-- start of EXTRACTED DATA --

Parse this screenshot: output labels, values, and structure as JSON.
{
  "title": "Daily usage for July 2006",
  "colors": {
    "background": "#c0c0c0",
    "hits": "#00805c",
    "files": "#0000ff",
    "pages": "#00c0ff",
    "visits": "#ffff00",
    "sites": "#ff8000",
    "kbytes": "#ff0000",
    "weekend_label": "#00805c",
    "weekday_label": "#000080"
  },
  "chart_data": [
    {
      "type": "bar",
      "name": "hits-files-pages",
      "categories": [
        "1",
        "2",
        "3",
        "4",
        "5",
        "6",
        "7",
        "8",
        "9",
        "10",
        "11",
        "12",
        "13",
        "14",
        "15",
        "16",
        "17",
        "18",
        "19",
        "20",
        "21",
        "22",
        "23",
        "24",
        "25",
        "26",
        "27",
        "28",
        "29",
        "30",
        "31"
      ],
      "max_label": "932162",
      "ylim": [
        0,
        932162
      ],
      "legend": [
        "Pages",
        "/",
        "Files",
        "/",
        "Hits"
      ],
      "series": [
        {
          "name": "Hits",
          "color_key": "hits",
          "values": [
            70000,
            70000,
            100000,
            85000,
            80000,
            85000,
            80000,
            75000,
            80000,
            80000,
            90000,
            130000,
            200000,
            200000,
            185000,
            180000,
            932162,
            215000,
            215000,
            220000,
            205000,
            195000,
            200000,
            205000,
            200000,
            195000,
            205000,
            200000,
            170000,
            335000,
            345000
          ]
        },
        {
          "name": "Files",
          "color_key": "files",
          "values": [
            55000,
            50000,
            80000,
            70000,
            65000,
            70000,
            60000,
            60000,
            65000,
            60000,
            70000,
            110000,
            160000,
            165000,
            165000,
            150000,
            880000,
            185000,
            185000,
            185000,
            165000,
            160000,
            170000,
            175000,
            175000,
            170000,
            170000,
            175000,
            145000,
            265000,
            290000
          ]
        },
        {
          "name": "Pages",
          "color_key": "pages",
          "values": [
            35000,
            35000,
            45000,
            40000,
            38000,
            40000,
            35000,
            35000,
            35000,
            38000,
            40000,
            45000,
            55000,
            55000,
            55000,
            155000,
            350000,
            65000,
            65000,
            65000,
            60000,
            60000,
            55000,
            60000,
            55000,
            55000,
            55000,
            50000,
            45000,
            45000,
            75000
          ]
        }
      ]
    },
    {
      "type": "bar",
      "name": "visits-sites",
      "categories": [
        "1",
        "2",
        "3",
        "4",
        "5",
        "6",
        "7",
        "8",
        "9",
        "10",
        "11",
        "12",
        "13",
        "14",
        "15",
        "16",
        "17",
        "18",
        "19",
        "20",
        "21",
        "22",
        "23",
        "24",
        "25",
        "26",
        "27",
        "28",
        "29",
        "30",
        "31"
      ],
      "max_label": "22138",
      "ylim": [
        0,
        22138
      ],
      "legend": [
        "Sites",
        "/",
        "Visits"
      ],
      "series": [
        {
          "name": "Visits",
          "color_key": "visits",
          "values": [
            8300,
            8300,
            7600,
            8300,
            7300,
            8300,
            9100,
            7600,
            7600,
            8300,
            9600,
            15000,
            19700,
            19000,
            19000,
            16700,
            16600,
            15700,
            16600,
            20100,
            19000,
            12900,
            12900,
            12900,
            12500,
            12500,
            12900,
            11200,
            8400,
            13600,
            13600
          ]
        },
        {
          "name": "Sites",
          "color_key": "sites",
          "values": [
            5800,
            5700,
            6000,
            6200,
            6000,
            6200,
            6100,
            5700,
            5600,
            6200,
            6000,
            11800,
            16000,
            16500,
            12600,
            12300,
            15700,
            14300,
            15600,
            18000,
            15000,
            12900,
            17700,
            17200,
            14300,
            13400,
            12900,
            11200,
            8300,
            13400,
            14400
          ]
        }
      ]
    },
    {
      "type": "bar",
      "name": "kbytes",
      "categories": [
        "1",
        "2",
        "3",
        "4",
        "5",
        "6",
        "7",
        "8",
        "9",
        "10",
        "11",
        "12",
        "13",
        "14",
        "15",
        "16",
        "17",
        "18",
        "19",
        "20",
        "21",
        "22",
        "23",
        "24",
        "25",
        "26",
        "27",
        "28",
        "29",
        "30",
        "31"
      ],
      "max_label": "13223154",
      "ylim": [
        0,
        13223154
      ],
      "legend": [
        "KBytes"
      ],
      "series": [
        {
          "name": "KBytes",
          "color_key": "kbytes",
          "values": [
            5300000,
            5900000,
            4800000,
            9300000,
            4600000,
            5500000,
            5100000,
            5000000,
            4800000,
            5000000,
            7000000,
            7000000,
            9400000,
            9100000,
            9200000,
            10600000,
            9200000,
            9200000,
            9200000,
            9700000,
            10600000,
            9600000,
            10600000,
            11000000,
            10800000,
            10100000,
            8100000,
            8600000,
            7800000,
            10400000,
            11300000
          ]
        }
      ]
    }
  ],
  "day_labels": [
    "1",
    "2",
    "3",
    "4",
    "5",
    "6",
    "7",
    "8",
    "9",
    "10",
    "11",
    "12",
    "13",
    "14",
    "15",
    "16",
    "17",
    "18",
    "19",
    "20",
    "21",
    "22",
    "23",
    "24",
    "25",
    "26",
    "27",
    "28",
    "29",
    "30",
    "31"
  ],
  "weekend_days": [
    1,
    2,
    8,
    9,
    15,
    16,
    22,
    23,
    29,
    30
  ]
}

-- end of EXTRACTED DATA --

EXERCISE PROMPT
All of the data needs to be reproduced exactly, with no line missing.

TASK SOLUTION
Parse this screenshot: output labels, values, and structure as JSON.
{
  "title": "Daily usage for July 2006",
  "colors": {
    "background": "#c0c0c0",
    "hits": "#00805c",
    "files": "#0000ff",
    "pages": "#00c0ff",
    "visits": "#ffff00",
    "sites": "#ff8000",
    "kbytes": "#ff0000",
    "weekend_label": "#00805c",
    "weekday_label": "#000080"
  },
  "chart_data": [
    {
      "type": "bar",
      "name": "hits-files-pages",
      "categories": [
        "1",
        "2",
        "3",
        "4",
        "5",
        "6",
        "7",
        "8",
        "9",
        "10",
        "11",
        "12",
        "13",
        "14",
        "15",
        "16",
        "17",
        "18",
        "19",
        "20",
        "21",
        "22",
        "23",
        "24",
        "25",
        "26",
        "27",
        "28",
        "29",
        "30",
        "31"
      ],
      "max_label": "932162",
      "ylim": [
        0,
        932162
      ],
      "legend": [
        "Pages",
        "/",
        "Files",
        "/",
        "Hits"
      ],
      "series": [
        {
          "name": "Hits",
          "color_key": "hits",
          "values": [
            70000,
            70000,
            100000,
            85000,
            80000,
            85000,
            80000,
            75000,
            80000,
            80000,
            90000,
            130000,
            200000,
            200000,
            185000,
            180000,
            932162,
            215000,
            215000,
            220000,
            205000,
            195000,
            200000,
            205000,
            200000,
            195000,
            205000,
            200000,
            170000,
            335000,
            345000
          ]
        },
        {
          "name": "Files",
          "color_key": "files",
          "values": [
            55000,
            50000,
            80000,
            70000,
            65000,
            70000,
            60000,
            60000,
            65000,
            60000,
            70000,
            110000,
            160000,
            165000,
            165000,
            150000,
            880000,
            185000,
            185000,
            185000,
            165000,
            160000,
            170000,
            175000,
            175000,
            170000,
            170000,
            175000,
            145000,
            265000,
            290000
          ]
        },
        {
          "name": "Pages",
          "color_key": "pages",
          "values": [
            35000,
            35000,
            45000,
            40000,
            38000,
            40000,
            35000,
            35000,
            35000,
            38000,
            40000,
            45000,
            55000,
            55000,
            55000,
            155000,
            350000,
            65000,
            65000,
            65000,
            60000,
            60000,
            55000,
            60000,
            55000,
            55000,
            55000,
            50000,
            45000,
            45000,
            75000
          ]
        }
      ]
    },
    {
      "type": "bar",
      "name": "visits-sites",
      "categories": [
        "1",
        "2",
        "3",
        "4",
        "5",
        "6",
        "7",
        "8",
        "9",
        "10",
        "11",
        "12",
        "13",
        "14",
        "15",
        "16",
        "17",
        "18",
        "19",
        "20",
        "21",
        "22",
        "23",
        "24",
        "25",
        "26",
        "27",
        "28",
        "29",
        "30",
        "31"
      ],
      "max_label": "22138",
      "ylim": [
        0,
        22138
      ],
      "legend": [
        "Sites",
        "/",
        "Visits"
      ],
      "series": [
        {
          "name": "Visits",
          "color_key": "visits",
          "values": [
            8300,
            8300,
            7600,
            8300,
            7300,
            8300,
            9100,
            7600,
            7600,
            8300,
            9600,
            15000,
            19700,
            19000,
            19000,
            16700,
            16600,
            15700,
            16600,
            20100,
            19000,
            12900,
            12900,
            12900,
            12500,
            12500,
            12900,
            11200,
            8400,
            13600,
            13600
          ]
        },
        {
          "name": "Sites",
          "color_key": "sites",
          "values": [
            5800,
            5700,
            6000,
            6200,
            6000,
            6200,
            6100,
            5700,
            5600,
            6200,
            6000,
            11800,
            16000,
            16500,
            12600,
            12300,
            15700,
            14300,
            15600,
            18000,
            15000,
            12900,
            17700,
            17200,
            14300,
            13400,
            12900,
            11200,
            8300,
            13400,
            14400
          ]
        }
      ]
    },
    {
      "type": "bar",
      "name": "kbytes",
      "categories": [
        "1",
        "2",
        "3",
        "4",
        "5",
        "6",
        "7",
        "8",
        "9",
        "10",
        "11",
        "12",
        "13",
        "14",
        "15",
        "16",
        "17",
        "18",
        "19",
        "20",
        "21",
        "22",
        "23",
        "24",
        "25",
        "26",
        "27",
        "28",
        "29",
        "30",
        "31"
      ],
      "max_label": "13223154",
      "ylim": [
        0,
        13223154
      ],
      "legend": [
        "KBytes"
      ],
      "series": [
        {
          "name": "KBytes",
          "color_key": "kbytes",
          "values": [
            5300000,
            5900000,
            4800000,
            9300000,
            4600000,
            5500000,
            5100000,
            5000000,
            4800000,
            5000000,
            7000000,
            7000000,
            9400000,
            9100000,
            9200000,
            10600000,
            9200000,
            9200000,
            9200000,
            9700000,
            10600000,
            9600000,
            10600000,
            11000000,
            10800000,
            10100000,
            8100000,
            8600000,
            7800000,
            10400000,
            11300000
          ]
        }
      ]
    }
  ],
  "day_labels": [
    "1",
    "2",
    "3",
    "4",
    "5",
    "6",
    "7",
    "8",
    "9",
    "10",
    "11",
    "12",
    "13",
    "14",
    "15",
    "16",
    "17",
    "18",
    "19",
    "20",
    "21",
    "22",
    "23",
    "24",
    "25",
    "26",
    "27",
    "28",
    "29",
    "30",
    "31"
  ],
  "weekend_days": [
    1,
    2,
    8,
    9,
    15,
    16,
    22,
    23,
    29,
    30
  ]
}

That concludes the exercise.